■ To do:
Where the word "name" occurs in a line, return that line.

##############################

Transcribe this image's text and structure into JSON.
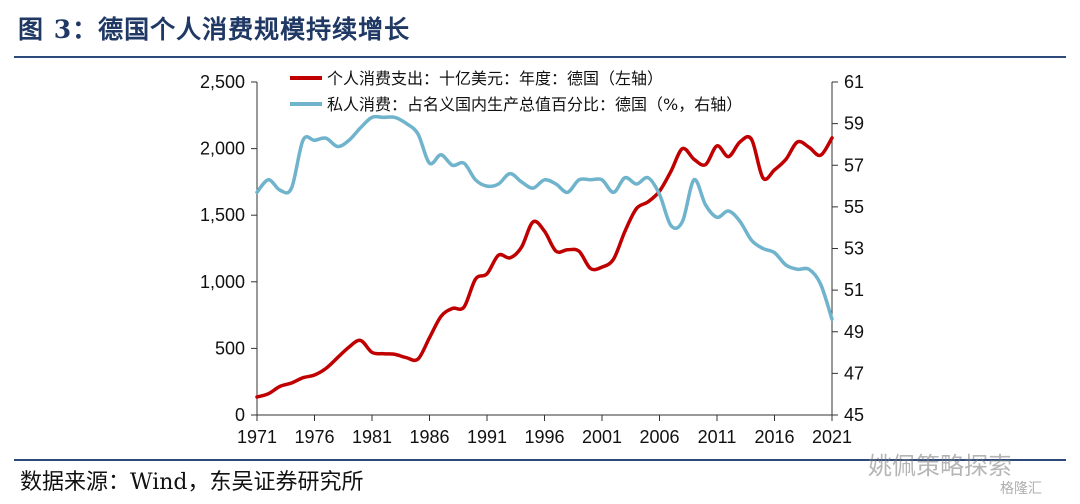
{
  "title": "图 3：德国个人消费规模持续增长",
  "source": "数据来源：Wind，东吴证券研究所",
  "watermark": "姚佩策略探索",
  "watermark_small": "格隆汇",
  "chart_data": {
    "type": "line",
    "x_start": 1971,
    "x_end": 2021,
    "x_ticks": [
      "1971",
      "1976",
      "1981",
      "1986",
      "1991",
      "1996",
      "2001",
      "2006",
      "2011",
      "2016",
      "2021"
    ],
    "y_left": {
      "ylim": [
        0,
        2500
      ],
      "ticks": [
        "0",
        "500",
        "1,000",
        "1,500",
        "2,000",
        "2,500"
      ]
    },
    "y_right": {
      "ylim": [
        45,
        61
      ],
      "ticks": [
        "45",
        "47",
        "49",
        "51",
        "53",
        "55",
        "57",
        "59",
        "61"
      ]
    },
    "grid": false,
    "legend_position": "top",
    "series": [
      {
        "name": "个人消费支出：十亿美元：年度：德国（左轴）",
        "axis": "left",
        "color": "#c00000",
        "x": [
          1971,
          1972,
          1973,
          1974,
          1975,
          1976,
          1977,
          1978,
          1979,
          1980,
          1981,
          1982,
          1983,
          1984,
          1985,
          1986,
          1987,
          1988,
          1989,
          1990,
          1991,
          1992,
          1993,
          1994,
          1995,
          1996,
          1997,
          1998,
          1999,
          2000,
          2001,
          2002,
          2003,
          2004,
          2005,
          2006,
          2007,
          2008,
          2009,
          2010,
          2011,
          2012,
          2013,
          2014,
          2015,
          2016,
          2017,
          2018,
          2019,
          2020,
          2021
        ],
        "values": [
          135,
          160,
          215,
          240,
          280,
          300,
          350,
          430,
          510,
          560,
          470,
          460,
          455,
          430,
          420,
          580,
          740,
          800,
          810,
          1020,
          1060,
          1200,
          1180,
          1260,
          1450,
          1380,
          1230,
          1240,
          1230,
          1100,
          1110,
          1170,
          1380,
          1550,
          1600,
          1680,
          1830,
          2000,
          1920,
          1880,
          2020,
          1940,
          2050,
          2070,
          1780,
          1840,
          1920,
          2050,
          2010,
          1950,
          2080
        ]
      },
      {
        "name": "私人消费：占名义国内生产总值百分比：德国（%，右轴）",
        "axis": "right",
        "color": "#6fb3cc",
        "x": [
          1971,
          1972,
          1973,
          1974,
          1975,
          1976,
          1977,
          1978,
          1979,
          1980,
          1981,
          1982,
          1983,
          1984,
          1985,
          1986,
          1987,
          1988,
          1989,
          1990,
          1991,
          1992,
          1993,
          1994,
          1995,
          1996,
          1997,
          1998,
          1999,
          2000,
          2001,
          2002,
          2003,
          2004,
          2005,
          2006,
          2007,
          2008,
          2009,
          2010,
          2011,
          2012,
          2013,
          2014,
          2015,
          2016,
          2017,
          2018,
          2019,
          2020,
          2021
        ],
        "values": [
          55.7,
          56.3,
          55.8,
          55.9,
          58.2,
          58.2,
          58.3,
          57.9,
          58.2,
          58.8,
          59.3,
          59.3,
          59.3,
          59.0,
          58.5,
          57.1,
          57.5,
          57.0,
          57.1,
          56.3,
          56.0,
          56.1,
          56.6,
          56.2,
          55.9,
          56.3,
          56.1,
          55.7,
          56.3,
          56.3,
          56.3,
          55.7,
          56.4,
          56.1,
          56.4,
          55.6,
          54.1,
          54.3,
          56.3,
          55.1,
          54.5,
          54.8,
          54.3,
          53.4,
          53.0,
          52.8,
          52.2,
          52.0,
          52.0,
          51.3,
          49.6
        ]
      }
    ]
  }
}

##############################

■ Task response:
        "name": "个人消费支出：十亿美元：年度：德国（左轴）",
        "name": "私人消费：占名义国内生产总值百分比：德国（%，右轴）",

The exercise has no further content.